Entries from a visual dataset
▼

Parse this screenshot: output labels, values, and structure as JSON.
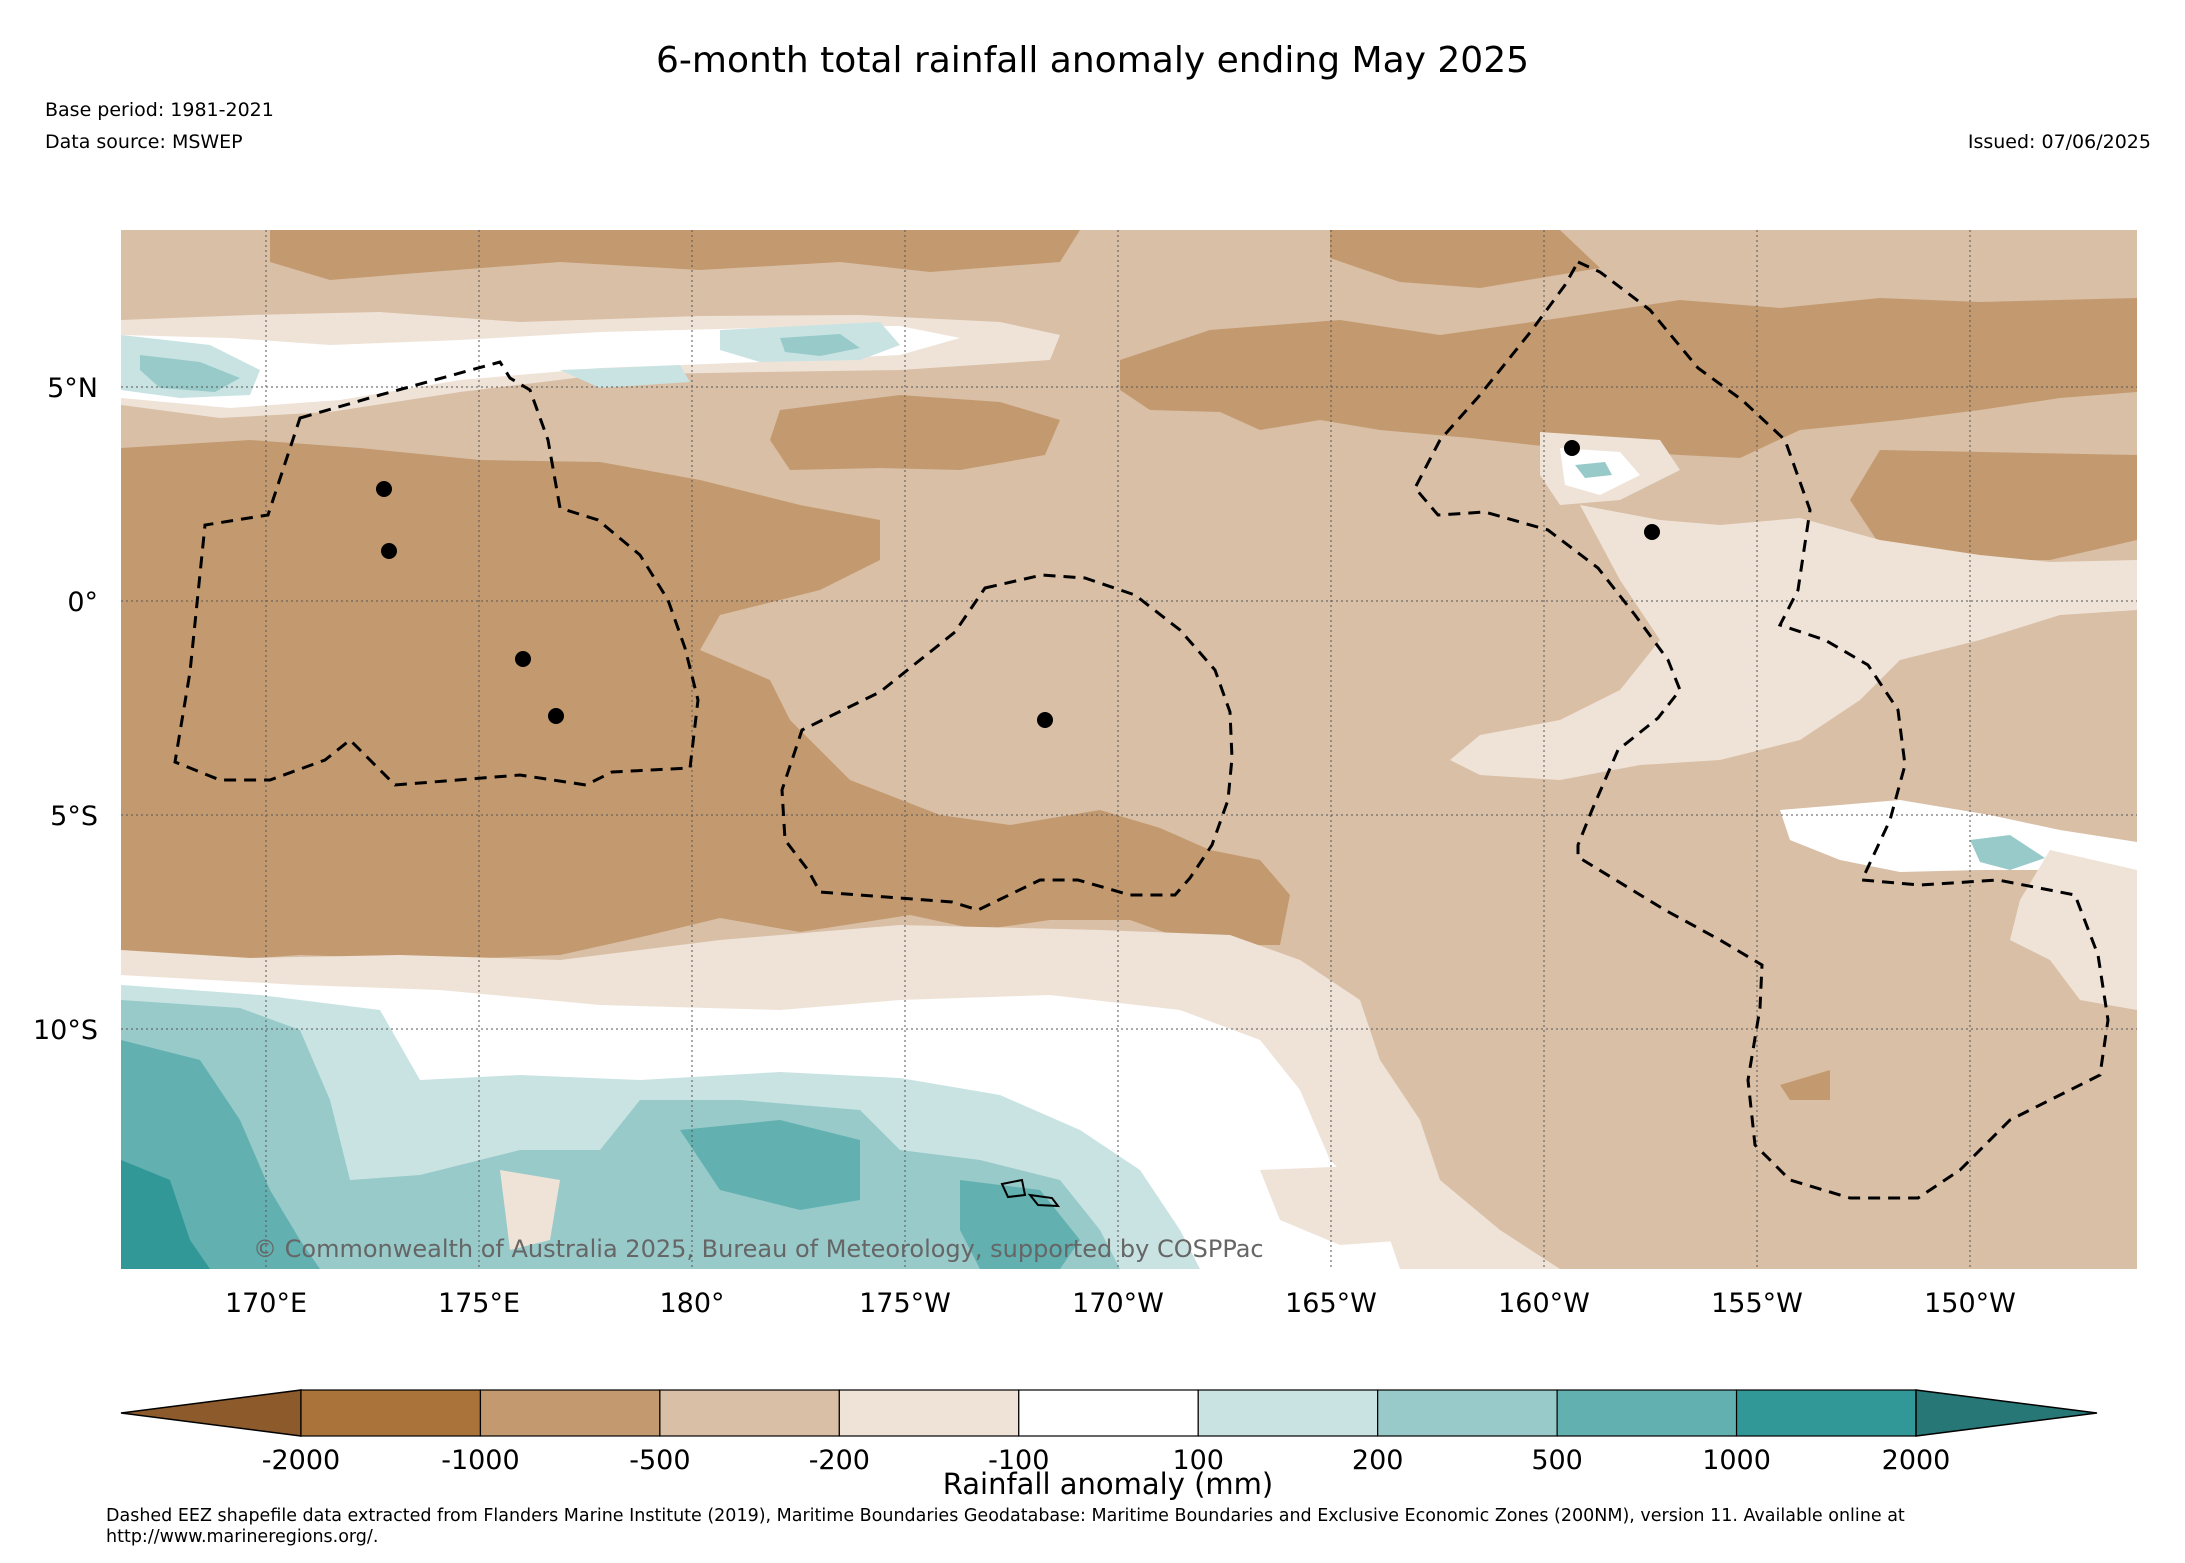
{
  "title": "6-month total rainfall anomaly ending May 2025",
  "base_period": "Base period: 1981-2021",
  "data_source": "Data source: MSWEP",
  "issued": "Issued: 07/06/2025",
  "copyright": "© Commonwealth of Australia 2025, Bureau of Meteorology, supported by COSPPac",
  "footnote_line1": "Dashed EEZ shapefile data extracted from Flanders Marine Institute (2019), Maritime Boundaries Geodatabase: Maritime Boundaries and Exclusive Economic Zones (200NM), version 11. Available online at",
  "footnote_line2": "http://www.marineregions.org/.",
  "map": {
    "lon_labels": [
      "170°E",
      "175°E",
      "180°",
      "175°W",
      "170°W",
      "165°W",
      "160°W",
      "155°W",
      "150°W"
    ],
    "lat_labels": [
      "5°N",
      "0°",
      "5°S",
      "10°S"
    ],
    "lon_range": [
      166.5,
      -146.3
    ],
    "lat_range": [
      -15.5,
      8.8
    ]
  },
  "colorbar": {
    "title": "Rainfall anomaly (mm)",
    "tick_labels": [
      "-2000",
      "-1000",
      "-500",
      "-200",
      "-100",
      "100",
      "200",
      "500",
      "1000",
      "2000"
    ],
    "colors": [
      "#8c5a2b",
      "#a97339",
      "#c39a6f",
      "#d9bfa6",
      "#efe3d8",
      "#ffffff",
      "#c9e3e3",
      "#98caca",
      "#62b0b0",
      "#319797",
      "#277777"
    ]
  },
  "legend_colors": {
    "brown_dark": "#a97339",
    "brown": "#c39a6f",
    "tan": "#d9bfa6",
    "light_tan": "#efe3d8",
    "white": "#ffffff",
    "teal_light": "#c9e3e3",
    "teal": "#98caca",
    "teal_mid": "#62b0b0",
    "teal_dark": "#319797"
  }
}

▲

[Problem details]:
Each entry must be retyped word for word, with every image omitted.

[Completed task]:
Parse this screenshot: output labels, values, and structure as JSON.
{
  "title": "6-month total rainfall anomaly ending May 2025",
  "base_period": "Base period: 1981-2021",
  "data_source": "Data source: MSWEP",
  "issued": "Issued: 07/06/2025",
  "copyright": "© Commonwealth of Australia 2025, Bureau of Meteorology, supported by COSPPac",
  "footnote_line1": "Dashed EEZ shapefile data extracted from Flanders Marine Institute (2019), Maritime Boundaries Geodatabase: Maritime Boundaries and Exclusive Economic Zones (200NM), version 11. Available online at",
  "footnote_line2": "http://www.marineregions.org/.",
  "map": {
    "lon_labels": [
      "170°E",
      "175°E",
      "180°",
      "175°W",
      "170°W",
      "165°W",
      "160°W",
      "155°W",
      "150°W"
    ],
    "lat_labels": [
      "5°N",
      "0°",
      "5°S",
      "10°S"
    ],
    "lon_range": [
      166.5,
      -146.3
    ],
    "lat_range": [
      -15.5,
      8.8
    ]
  },
  "colorbar": {
    "title": "Rainfall anomaly (mm)",
    "tick_labels": [
      "-2000",
      "-1000",
      "-500",
      "-200",
      "-100",
      "100",
      "200",
      "500",
      "1000",
      "2000"
    ],
    "colors": [
      "#8c5a2b",
      "#a97339",
      "#c39a6f",
      "#d9bfa6",
      "#efe3d8",
      "#ffffff",
      "#c9e3e3",
      "#98caca",
      "#62b0b0",
      "#319797",
      "#277777"
    ]
  },
  "legend_colors": {
    "brown_dark": "#a97339",
    "brown": "#c39a6f",
    "tan": "#d9bfa6",
    "light_tan": "#efe3d8",
    "white": "#ffffff",
    "teal_light": "#c9e3e3",
    "teal": "#98caca",
    "teal_mid": "#62b0b0",
    "teal_dark": "#319797"
  }
}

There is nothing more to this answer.